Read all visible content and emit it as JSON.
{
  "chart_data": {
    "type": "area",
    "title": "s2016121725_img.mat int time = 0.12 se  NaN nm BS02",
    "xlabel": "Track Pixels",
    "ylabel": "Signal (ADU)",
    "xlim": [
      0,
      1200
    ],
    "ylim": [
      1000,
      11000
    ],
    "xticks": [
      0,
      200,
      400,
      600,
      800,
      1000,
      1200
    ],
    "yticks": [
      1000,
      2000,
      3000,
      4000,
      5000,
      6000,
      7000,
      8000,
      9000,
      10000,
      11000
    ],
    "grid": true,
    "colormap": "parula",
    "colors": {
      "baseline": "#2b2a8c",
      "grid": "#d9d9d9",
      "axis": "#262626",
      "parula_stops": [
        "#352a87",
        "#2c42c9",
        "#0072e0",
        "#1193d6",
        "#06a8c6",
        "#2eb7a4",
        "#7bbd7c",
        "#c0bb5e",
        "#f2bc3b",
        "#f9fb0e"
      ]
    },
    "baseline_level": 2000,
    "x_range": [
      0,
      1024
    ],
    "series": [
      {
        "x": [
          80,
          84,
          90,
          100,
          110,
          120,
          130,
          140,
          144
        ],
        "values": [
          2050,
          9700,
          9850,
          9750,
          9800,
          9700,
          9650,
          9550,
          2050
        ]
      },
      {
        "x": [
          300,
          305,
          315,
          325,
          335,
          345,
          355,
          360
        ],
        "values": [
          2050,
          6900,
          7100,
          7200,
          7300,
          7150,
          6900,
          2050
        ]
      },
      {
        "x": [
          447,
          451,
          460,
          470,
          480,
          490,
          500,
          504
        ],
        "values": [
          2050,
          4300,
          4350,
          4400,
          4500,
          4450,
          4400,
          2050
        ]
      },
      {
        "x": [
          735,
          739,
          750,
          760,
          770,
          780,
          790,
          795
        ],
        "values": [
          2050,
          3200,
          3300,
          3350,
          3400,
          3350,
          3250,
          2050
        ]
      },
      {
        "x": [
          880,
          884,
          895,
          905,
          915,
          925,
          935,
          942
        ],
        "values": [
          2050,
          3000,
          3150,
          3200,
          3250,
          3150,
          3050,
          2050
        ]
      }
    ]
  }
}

::::::::::

WHAT YOU WILL DO — All records above must be set down exactly, please.

REPLY TO THE EXERCISE —
Read all visible content and emit it as JSON.
{
  "chart_data": {
    "type": "area",
    "title": "s2016121725_img.mat int time = 0.12 se  NaN nm BS02",
    "xlabel": "Track Pixels",
    "ylabel": "Signal (ADU)",
    "xlim": [
      0,
      1200
    ],
    "ylim": [
      1000,
      11000
    ],
    "xticks": [
      0,
      200,
      400,
      600,
      800,
      1000,
      1200
    ],
    "yticks": [
      1000,
      2000,
      3000,
      4000,
      5000,
      6000,
      7000,
      8000,
      9000,
      10000,
      11000
    ],
    "grid": true,
    "colormap": "parula",
    "colors": {
      "baseline": "#2b2a8c",
      "grid": "#d9d9d9",
      "axis": "#262626",
      "parula_stops": [
        "#352a87",
        "#2c42c9",
        "#0072e0",
        "#1193d6",
        "#06a8c6",
        "#2eb7a4",
        "#7bbd7c",
        "#c0bb5e",
        "#f2bc3b",
        "#f9fb0e"
      ]
    },
    "baseline_level": 2000,
    "x_range": [
      0,
      1024
    ],
    "series": [
      {
        "x": [
          80,
          84,
          90,
          100,
          110,
          120,
          130,
          140,
          144
        ],
        "values": [
          2050,
          9700,
          9850,
          9750,
          9800,
          9700,
          9650,
          9550,
          2050
        ]
      },
      {
        "x": [
          300,
          305,
          315,
          325,
          335,
          345,
          355,
          360
        ],
        "values": [
          2050,
          6900,
          7100,
          7200,
          7300,
          7150,
          6900,
          2050
        ]
      },
      {
        "x": [
          447,
          451,
          460,
          470,
          480,
          490,
          500,
          504
        ],
        "values": [
          2050,
          4300,
          4350,
          4400,
          4500,
          4450,
          4400,
          2050
        ]
      },
      {
        "x": [
          735,
          739,
          750,
          760,
          770,
          780,
          790,
          795
        ],
        "values": [
          2050,
          3200,
          3300,
          3350,
          3400,
          3350,
          3250,
          2050
        ]
      },
      {
        "x": [
          880,
          884,
          895,
          905,
          915,
          925,
          935,
          942
        ],
        "values": [
          2050,
          3000,
          3150,
          3200,
          3250,
          3150,
          3050,
          2050
        ]
      }
    ]
  }
}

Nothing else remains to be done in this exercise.